Filter the records below and copy every line containing the word "this".

--- Recorded information ---

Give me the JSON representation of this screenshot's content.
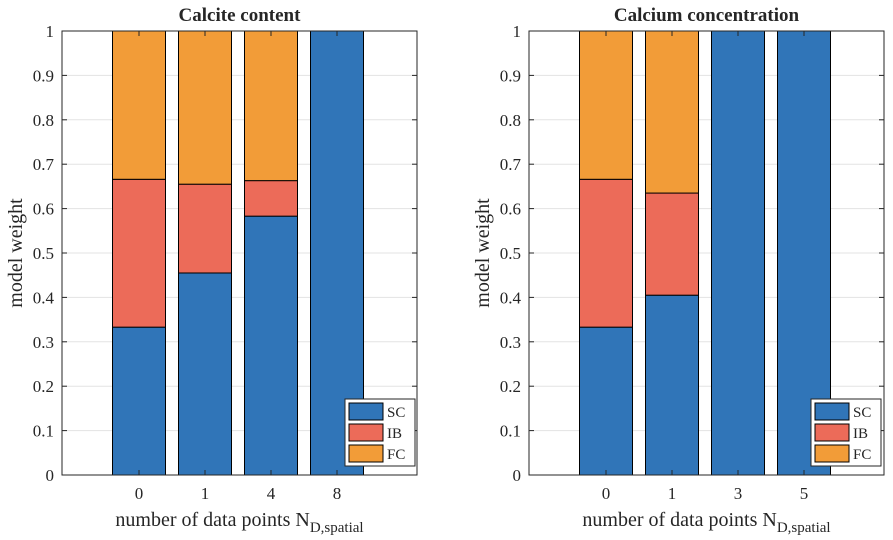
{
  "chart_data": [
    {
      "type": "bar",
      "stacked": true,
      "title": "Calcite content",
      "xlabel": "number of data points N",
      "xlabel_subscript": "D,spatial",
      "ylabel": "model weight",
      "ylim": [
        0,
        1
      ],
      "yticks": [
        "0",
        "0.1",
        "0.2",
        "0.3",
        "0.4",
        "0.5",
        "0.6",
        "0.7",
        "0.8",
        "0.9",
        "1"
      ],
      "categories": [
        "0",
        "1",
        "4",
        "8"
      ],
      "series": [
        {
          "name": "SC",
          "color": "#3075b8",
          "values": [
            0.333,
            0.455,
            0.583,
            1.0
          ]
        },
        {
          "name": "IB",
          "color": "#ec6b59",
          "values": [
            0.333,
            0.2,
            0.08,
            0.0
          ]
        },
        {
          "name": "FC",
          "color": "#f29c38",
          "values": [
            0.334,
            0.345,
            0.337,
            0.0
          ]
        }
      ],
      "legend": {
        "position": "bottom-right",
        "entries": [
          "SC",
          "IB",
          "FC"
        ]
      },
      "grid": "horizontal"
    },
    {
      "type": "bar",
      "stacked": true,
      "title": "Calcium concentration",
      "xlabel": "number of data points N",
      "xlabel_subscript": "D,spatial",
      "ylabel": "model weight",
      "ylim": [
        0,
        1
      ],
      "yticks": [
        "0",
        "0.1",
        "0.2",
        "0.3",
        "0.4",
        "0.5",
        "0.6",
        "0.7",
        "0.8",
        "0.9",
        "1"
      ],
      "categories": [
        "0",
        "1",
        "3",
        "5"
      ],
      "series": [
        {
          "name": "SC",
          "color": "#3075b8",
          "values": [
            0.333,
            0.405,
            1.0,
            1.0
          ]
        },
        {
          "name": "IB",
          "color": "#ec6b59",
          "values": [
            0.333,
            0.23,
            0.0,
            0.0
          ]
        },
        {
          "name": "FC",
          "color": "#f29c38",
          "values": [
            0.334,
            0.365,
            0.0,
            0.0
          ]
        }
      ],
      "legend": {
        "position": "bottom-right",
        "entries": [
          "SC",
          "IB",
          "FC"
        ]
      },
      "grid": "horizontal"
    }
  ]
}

---
--- Recorded information ---

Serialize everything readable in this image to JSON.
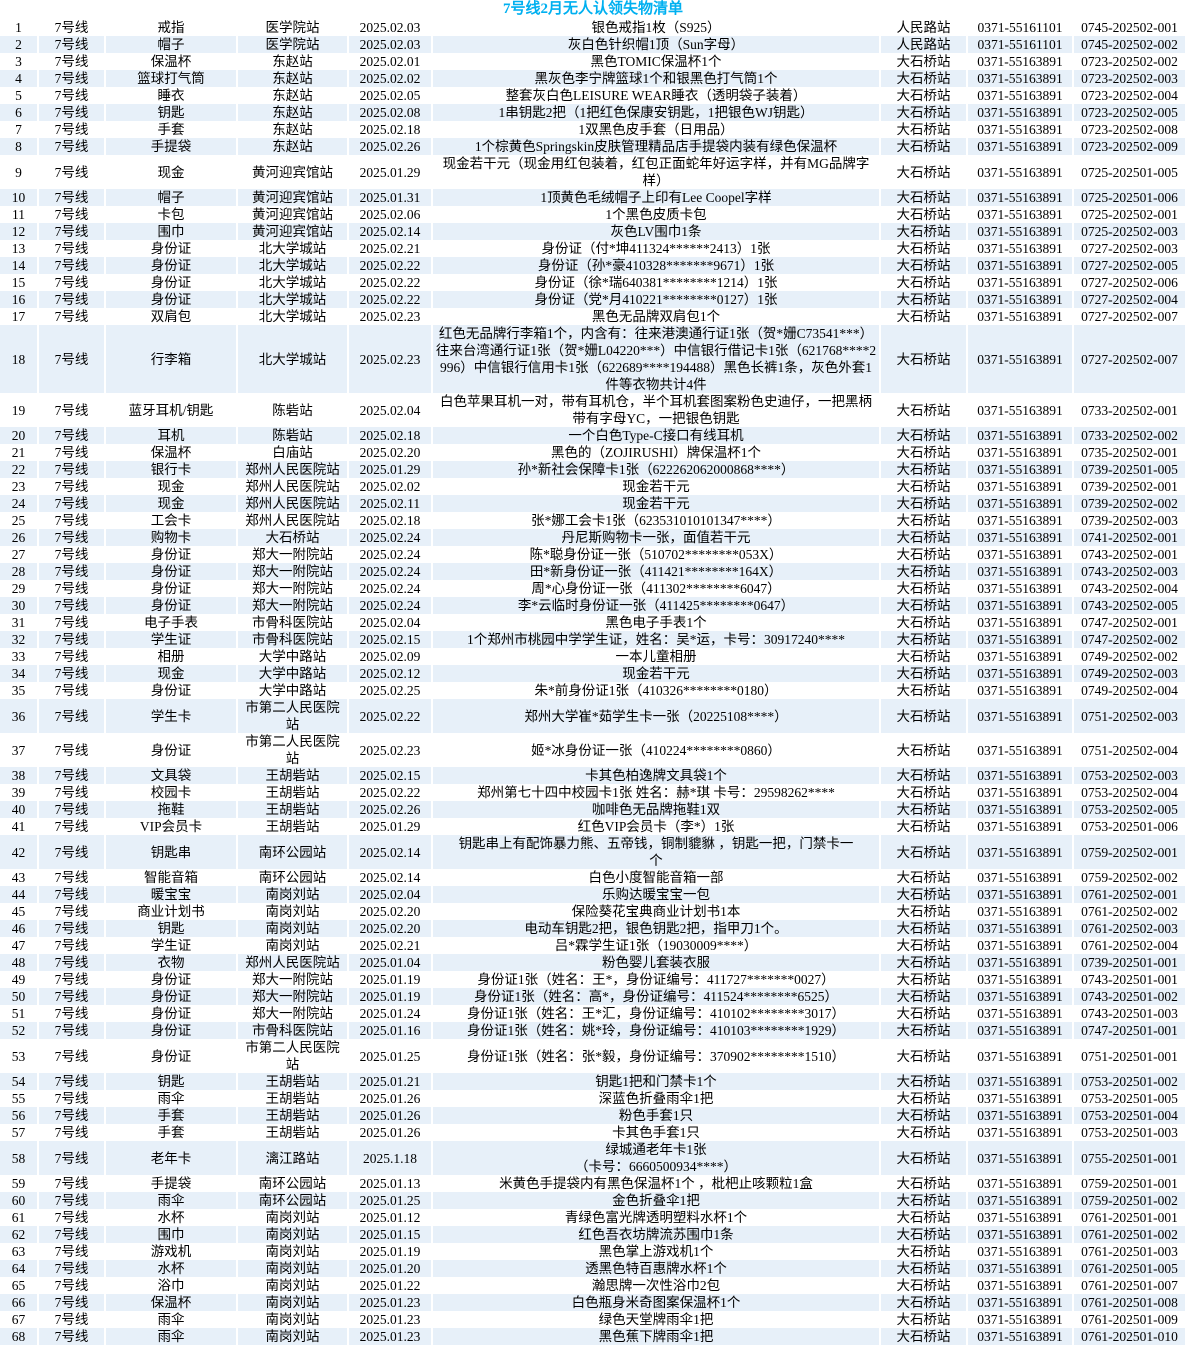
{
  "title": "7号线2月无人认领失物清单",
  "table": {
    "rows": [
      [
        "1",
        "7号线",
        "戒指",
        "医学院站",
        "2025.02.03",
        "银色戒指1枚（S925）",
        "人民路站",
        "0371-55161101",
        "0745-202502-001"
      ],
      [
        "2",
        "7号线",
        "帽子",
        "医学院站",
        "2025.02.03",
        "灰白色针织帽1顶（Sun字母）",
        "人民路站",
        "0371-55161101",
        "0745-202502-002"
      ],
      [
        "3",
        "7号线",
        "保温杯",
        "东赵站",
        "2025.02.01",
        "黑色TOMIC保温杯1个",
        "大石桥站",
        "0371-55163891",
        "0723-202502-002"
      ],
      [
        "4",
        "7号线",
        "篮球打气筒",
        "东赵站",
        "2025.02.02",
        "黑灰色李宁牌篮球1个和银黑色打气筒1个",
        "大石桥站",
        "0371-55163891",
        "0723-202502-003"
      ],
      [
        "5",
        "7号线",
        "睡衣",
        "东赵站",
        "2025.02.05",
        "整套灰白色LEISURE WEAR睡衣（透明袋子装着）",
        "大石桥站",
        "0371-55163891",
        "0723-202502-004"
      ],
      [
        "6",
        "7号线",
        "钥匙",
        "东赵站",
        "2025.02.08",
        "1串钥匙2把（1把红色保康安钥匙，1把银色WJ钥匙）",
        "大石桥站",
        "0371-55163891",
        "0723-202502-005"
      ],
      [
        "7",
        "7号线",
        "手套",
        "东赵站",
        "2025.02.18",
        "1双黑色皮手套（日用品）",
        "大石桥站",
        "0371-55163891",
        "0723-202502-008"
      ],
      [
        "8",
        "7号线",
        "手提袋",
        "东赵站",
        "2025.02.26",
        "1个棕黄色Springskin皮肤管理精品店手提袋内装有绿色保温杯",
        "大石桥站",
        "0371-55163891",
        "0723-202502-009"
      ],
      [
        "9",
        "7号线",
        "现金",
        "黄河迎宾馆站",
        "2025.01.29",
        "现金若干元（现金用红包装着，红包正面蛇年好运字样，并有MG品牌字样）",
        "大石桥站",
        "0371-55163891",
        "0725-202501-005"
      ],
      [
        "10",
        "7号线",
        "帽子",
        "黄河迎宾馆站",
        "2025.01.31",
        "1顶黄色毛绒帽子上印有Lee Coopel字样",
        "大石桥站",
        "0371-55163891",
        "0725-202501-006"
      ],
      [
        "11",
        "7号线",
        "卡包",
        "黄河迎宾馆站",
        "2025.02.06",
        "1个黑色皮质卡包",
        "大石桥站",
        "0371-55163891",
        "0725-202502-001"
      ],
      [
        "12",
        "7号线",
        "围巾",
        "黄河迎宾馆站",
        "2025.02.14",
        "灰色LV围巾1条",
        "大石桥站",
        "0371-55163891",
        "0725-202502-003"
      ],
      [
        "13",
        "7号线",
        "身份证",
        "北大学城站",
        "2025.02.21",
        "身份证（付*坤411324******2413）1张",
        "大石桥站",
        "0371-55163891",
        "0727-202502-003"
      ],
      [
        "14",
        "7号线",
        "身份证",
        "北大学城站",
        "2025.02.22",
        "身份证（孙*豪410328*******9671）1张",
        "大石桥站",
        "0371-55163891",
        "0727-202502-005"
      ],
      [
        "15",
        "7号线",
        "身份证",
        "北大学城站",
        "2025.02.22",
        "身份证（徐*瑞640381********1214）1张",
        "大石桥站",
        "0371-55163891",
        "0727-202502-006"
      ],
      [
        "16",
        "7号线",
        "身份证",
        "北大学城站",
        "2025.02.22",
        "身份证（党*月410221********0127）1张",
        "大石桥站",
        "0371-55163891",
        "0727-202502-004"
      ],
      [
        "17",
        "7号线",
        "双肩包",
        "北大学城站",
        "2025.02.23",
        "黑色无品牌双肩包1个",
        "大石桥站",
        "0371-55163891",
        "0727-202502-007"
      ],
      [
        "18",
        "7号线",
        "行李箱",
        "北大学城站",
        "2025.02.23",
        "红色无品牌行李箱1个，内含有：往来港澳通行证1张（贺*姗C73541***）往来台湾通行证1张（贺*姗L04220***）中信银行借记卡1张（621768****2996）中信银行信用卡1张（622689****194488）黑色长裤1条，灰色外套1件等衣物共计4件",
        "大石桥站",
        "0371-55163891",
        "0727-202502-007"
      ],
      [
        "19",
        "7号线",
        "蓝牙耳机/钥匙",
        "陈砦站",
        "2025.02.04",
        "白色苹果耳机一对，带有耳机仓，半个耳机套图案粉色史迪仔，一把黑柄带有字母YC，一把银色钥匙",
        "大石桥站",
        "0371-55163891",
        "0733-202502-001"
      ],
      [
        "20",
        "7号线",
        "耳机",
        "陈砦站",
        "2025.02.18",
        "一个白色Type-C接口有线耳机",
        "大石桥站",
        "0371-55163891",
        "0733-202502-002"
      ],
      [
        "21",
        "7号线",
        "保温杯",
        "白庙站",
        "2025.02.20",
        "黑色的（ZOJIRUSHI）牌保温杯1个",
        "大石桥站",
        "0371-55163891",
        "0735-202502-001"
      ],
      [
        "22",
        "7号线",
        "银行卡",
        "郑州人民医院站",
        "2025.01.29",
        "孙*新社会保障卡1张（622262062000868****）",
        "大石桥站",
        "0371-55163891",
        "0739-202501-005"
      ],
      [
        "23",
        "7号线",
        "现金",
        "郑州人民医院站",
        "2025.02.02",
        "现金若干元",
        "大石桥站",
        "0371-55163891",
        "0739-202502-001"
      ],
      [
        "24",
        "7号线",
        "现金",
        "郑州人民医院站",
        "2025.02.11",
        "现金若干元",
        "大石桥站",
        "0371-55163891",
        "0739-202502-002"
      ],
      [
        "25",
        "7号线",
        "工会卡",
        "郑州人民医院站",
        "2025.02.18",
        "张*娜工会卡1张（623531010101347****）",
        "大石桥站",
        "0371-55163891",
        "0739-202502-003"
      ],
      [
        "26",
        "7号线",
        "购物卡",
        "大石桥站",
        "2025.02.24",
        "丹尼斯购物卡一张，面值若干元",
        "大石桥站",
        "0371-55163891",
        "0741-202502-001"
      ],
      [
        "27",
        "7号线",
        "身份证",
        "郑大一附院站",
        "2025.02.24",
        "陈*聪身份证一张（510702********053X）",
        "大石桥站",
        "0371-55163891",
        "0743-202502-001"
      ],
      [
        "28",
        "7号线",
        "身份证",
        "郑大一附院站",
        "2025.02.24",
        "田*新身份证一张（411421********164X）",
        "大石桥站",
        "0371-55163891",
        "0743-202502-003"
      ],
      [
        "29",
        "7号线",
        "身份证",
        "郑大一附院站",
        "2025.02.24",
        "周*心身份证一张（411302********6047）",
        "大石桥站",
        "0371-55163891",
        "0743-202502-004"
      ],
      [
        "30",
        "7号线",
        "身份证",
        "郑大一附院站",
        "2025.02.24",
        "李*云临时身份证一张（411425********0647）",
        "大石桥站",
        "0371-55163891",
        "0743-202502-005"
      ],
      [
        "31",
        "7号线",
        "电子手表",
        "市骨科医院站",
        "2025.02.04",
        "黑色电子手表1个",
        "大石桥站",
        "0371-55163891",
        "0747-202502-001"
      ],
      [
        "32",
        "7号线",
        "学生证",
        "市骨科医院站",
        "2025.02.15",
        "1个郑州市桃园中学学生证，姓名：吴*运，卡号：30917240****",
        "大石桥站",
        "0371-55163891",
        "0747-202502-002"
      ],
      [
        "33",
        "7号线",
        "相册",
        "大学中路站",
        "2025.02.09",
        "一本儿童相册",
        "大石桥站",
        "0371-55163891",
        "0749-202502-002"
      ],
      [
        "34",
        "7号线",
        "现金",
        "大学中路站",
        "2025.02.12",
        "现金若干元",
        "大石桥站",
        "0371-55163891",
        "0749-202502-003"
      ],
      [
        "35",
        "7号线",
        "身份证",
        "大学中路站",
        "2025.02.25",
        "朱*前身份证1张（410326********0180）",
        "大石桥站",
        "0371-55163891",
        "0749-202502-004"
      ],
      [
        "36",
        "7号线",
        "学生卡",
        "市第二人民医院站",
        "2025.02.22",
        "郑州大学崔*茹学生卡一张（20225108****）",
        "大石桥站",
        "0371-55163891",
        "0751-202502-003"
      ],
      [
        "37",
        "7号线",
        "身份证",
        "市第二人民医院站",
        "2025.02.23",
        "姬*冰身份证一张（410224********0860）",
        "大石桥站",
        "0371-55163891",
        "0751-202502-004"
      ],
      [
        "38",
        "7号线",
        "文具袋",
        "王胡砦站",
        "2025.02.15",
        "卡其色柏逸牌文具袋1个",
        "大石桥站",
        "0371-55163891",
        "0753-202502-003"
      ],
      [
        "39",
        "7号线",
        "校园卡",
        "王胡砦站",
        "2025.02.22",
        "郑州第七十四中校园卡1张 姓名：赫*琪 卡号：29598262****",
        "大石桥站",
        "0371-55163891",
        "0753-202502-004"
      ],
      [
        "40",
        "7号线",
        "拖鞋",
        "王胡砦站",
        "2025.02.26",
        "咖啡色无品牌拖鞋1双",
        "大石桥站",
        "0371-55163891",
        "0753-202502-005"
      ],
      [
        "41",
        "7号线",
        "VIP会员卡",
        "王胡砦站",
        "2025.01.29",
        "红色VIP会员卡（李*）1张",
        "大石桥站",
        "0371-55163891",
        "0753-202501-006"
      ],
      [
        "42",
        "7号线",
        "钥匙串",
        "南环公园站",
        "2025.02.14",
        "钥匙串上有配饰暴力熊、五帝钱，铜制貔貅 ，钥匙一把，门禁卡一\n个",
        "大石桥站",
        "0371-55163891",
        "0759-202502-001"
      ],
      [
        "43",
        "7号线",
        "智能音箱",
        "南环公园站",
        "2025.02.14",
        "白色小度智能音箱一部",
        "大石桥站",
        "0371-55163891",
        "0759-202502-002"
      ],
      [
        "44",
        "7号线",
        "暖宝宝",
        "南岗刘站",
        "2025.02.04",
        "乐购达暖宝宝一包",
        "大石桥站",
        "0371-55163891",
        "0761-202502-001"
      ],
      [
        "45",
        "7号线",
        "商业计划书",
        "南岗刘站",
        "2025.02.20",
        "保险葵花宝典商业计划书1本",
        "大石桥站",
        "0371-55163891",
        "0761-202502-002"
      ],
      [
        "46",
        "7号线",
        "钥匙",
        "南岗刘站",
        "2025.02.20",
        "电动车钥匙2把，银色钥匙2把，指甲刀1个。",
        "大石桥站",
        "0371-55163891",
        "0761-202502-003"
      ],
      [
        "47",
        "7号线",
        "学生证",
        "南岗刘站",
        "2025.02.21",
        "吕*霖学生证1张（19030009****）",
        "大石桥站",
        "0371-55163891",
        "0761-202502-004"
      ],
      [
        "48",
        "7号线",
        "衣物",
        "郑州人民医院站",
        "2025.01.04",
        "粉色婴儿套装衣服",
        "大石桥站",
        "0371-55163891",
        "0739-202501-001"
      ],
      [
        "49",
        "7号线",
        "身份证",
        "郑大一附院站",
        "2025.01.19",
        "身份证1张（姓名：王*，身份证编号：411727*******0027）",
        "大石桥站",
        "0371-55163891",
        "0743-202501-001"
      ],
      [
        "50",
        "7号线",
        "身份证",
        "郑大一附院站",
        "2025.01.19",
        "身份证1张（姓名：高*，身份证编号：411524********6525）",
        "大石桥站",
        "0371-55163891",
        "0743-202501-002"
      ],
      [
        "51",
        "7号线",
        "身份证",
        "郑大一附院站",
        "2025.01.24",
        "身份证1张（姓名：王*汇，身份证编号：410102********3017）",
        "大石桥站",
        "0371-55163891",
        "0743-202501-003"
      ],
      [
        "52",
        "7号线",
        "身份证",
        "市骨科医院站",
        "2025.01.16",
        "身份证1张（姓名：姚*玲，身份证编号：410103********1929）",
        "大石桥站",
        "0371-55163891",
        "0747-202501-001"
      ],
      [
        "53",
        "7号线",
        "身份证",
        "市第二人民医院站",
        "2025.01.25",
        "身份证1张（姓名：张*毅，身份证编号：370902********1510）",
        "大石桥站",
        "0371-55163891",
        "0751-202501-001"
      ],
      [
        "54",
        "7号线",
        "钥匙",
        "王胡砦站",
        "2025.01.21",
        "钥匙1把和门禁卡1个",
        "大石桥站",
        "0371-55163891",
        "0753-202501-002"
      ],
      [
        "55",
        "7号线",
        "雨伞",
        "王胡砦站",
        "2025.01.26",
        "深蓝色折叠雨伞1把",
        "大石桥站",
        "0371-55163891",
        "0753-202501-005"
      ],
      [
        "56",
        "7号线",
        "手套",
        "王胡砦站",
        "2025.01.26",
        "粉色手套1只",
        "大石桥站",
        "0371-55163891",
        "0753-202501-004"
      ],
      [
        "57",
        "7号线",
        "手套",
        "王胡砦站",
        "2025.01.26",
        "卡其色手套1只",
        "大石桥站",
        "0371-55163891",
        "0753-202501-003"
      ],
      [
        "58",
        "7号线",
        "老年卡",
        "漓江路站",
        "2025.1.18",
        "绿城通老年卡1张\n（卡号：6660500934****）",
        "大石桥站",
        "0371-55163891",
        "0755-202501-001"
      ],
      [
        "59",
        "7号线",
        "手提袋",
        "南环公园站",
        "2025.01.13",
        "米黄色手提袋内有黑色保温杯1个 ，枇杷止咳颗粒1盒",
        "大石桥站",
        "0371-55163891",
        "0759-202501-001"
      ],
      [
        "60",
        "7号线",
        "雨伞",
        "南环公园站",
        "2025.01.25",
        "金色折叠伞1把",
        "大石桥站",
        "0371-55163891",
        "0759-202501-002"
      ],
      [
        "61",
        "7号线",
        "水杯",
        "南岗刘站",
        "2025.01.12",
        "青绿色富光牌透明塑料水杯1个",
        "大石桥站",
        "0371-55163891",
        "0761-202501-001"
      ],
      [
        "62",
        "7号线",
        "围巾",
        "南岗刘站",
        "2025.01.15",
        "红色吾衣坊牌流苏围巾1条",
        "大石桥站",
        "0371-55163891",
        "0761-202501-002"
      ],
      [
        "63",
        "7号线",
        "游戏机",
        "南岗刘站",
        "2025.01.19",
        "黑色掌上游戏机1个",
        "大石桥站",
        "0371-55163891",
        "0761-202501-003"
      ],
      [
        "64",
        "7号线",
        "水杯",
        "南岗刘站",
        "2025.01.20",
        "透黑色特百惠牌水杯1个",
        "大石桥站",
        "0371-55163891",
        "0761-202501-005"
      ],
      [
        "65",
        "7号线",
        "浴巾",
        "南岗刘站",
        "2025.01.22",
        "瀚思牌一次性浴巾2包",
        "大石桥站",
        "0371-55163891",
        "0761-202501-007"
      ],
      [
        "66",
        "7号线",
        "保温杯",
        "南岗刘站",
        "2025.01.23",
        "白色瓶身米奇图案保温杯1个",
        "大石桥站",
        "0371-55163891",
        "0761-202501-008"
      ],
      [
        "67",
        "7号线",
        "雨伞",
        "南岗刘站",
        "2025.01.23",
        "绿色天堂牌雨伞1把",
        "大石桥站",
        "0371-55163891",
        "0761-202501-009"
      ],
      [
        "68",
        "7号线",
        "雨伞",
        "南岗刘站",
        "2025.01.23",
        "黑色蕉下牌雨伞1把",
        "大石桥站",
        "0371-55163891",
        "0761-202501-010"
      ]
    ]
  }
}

---
--- Recorded information ---

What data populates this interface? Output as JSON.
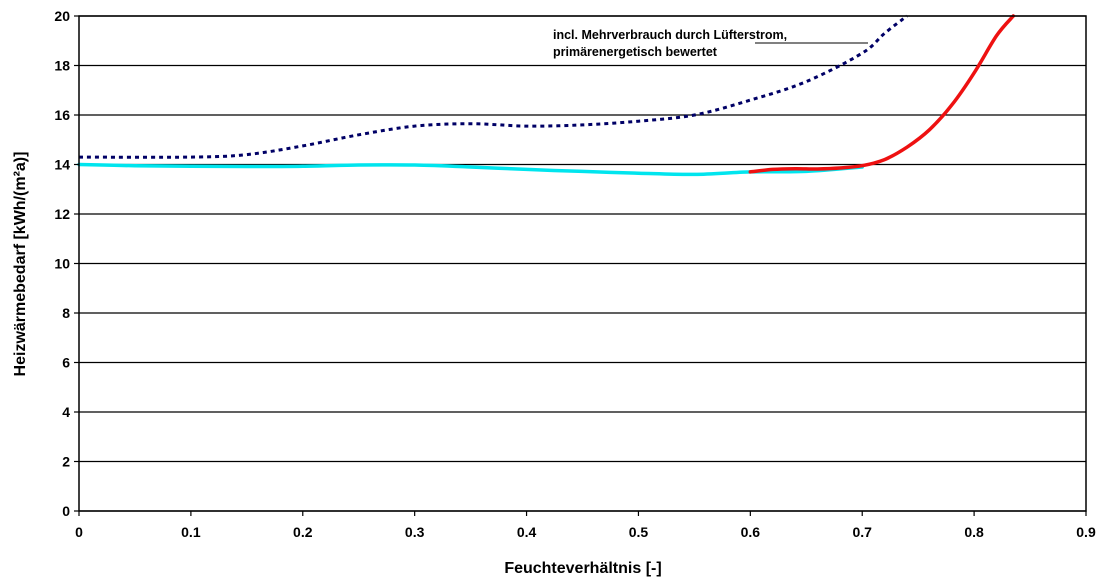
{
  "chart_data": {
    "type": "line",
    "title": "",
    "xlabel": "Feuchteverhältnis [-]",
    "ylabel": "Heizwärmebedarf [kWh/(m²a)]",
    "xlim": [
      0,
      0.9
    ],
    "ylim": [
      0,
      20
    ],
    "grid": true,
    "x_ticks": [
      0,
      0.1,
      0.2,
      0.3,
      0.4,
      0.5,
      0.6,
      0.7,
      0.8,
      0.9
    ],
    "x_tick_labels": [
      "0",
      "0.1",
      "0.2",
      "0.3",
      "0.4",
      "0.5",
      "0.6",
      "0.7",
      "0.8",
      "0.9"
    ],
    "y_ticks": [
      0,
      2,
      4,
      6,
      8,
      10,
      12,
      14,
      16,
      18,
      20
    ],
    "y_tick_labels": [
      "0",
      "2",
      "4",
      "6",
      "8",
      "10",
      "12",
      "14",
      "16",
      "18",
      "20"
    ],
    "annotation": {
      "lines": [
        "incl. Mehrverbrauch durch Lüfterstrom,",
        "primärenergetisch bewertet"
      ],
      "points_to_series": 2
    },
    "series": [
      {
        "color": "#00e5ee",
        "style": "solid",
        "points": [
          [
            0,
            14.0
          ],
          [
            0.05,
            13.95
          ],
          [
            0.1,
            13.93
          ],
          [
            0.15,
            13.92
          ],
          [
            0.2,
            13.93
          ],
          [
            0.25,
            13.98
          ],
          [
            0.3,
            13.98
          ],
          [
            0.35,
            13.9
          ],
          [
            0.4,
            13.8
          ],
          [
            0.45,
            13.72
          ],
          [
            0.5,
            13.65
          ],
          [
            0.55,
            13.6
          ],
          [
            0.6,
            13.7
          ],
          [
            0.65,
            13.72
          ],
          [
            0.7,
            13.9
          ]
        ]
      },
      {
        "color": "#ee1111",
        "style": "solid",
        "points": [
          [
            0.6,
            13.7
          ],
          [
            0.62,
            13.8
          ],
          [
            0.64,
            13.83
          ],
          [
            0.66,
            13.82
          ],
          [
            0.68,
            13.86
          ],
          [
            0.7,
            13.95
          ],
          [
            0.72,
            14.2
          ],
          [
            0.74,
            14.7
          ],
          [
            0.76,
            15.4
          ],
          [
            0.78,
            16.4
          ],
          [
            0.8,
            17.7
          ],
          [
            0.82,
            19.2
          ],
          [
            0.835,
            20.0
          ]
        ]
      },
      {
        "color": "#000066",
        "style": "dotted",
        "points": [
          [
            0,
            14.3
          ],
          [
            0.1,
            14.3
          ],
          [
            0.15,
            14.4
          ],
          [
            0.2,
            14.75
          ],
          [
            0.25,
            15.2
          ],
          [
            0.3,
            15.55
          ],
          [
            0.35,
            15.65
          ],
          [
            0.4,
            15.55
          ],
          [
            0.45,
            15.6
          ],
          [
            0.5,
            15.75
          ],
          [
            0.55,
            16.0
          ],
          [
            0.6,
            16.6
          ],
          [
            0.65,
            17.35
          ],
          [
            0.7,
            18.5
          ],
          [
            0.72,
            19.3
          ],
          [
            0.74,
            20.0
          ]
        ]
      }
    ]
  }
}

---

> _Task solution_
Give me the JSON representation of this screenshot's content.
Serialize everything readable in this image to JSON.
What data populates this interface? Output as JSON.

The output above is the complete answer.